══ DATA PROVIDED
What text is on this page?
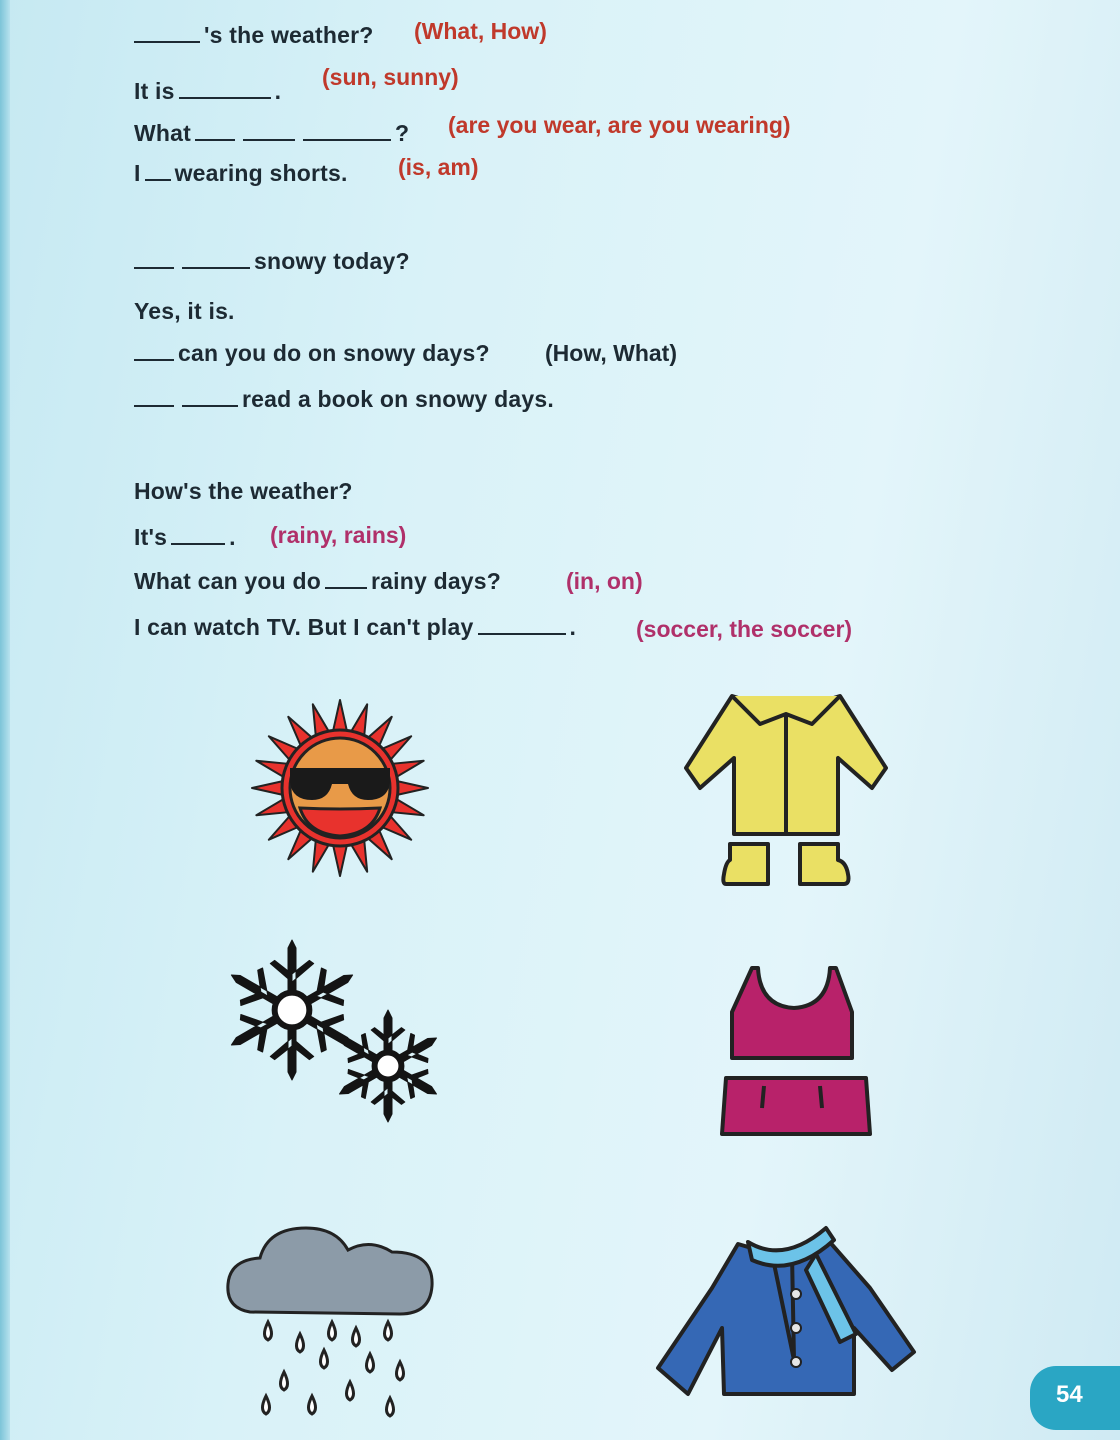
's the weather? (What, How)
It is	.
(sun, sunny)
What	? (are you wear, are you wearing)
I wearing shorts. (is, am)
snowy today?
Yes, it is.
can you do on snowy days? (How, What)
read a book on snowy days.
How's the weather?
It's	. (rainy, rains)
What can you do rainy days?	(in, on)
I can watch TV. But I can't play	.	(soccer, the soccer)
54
════
__GIVEN INSTRUCTION__
Quote the records above in full, dropping each picture.

__EXERCISE RESULT__
What text is on this page?
's the weather? (What, How)
It is	.
(sun, sunny)
What	? (are you wear, are you wearing)
I wearing shorts. (is, am)
snowy today?
Yes, it is.
can you do on snowy days? (How, What)
read a book on snowy days.
How's the weather?
It's	. (rainy, rains)
What can you do rainy days?	(in, on)
I can watch TV. But I can't play	.	(soccer, the soccer)
54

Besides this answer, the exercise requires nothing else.